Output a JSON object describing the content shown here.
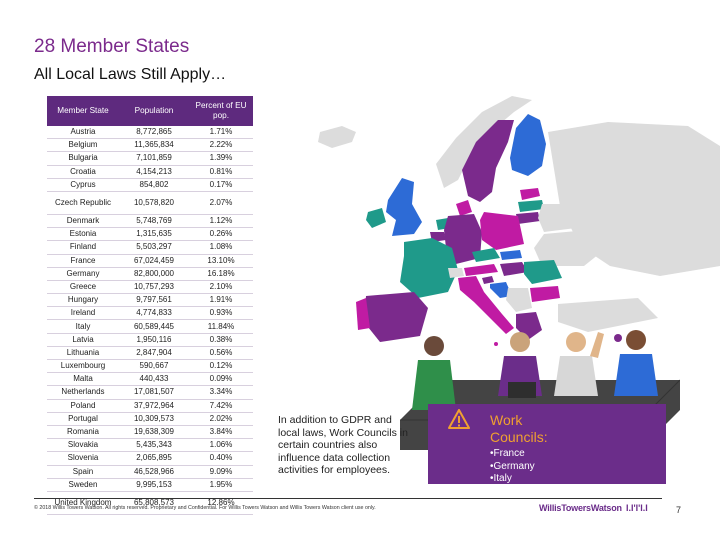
{
  "title": "28 Member States",
  "subtitle": "All Local Laws Still Apply…",
  "table": {
    "headers": [
      "Member State",
      "Population",
      "Percent of EU pop."
    ],
    "rows": [
      [
        "Austria",
        "8,772,865",
        "1.71%"
      ],
      [
        "Belgium",
        "11,365,834",
        "2.22%"
      ],
      [
        "Bulgaria",
        "7,101,859",
        "1.39%"
      ],
      [
        "Croatia",
        "4,154,213",
        "0.81%"
      ],
      [
        "Cyprus",
        "854,802",
        "0.17%"
      ],
      [
        "Czech Republic",
        "10,578,820",
        "2.07%"
      ],
      [
        "Denmark",
        "5,748,769",
        "1.12%"
      ],
      [
        "Estonia",
        "1,315,635",
        "0.26%"
      ],
      [
        "Finland",
        "5,503,297",
        "1.08%"
      ],
      [
        "France",
        "67,024,459",
        "13.10%"
      ],
      [
        "Germany",
        "82,800,000",
        "16.18%"
      ],
      [
        "Greece",
        "10,757,293",
        "2.10%"
      ],
      [
        "Hungary",
        "9,797,561",
        "1.91%"
      ],
      [
        "Ireland",
        "4,774,833",
        "0.93%"
      ],
      [
        "Italy",
        "60,589,445",
        "11.84%"
      ],
      [
        "Latvia",
        "1,950,116",
        "0.38%"
      ],
      [
        "Lithuania",
        "2,847,904",
        "0.56%"
      ],
      [
        "Luxembourg",
        "590,667",
        "0.12%"
      ],
      [
        "Malta",
        "440,433",
        "0.09%"
      ],
      [
        "Netherlands",
        "17,081,507",
        "3.34%"
      ],
      [
        "Poland",
        "37,972,964",
        "7.42%"
      ],
      [
        "Portugal",
        "10,309,573",
        "2.02%"
      ],
      [
        "Romania",
        "19,638,309",
        "3.84%"
      ],
      [
        "Slovakia",
        "5,435,343",
        "1.06%"
      ],
      [
        "Slovenia",
        "2,065,895",
        "0.40%"
      ],
      [
        "Spain",
        "46,528,966",
        "9.09%"
      ],
      [
        "Sweden",
        "9,995,153",
        "1.95%"
      ],
      [
        "United Kingdom",
        "65,808,573",
        "12.86%"
      ]
    ]
  },
  "note": "In addition to GDPR and local laws, Work Councils in certain countries also influence data collection activities for employees.",
  "work_councils": {
    "title": "Work Councils:",
    "items": [
      "•France",
      "•Germany",
      "•Italy"
    ]
  },
  "footer": {
    "copyright": "© 2018 Willis Towers Watson. All rights reserved. Proprietary and Confidential. For Willis Towers Watson and Willis Towers Watson client use only.",
    "brand": "WillisTowersWatson",
    "brand_mark": "I.I'I'I.I",
    "page": "7"
  },
  "colors": {
    "accent": "#7b2a8c",
    "header_bg": "#5e2a7e",
    "panel_bg": "#6b2d8a",
    "warning": "#f0a030",
    "map_purple": "#7b2a8c",
    "map_teal": "#1f9a8a",
    "map_magenta": "#c01ba3",
    "map_blue": "#2d6bd6",
    "map_grey": "#dcdcdc"
  }
}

========

TASK STATEMENT: Show all lines from the records above where the word "Member" occurs.

ANSWER IN FULL:
  "title": "28 Member States",
      "Member State",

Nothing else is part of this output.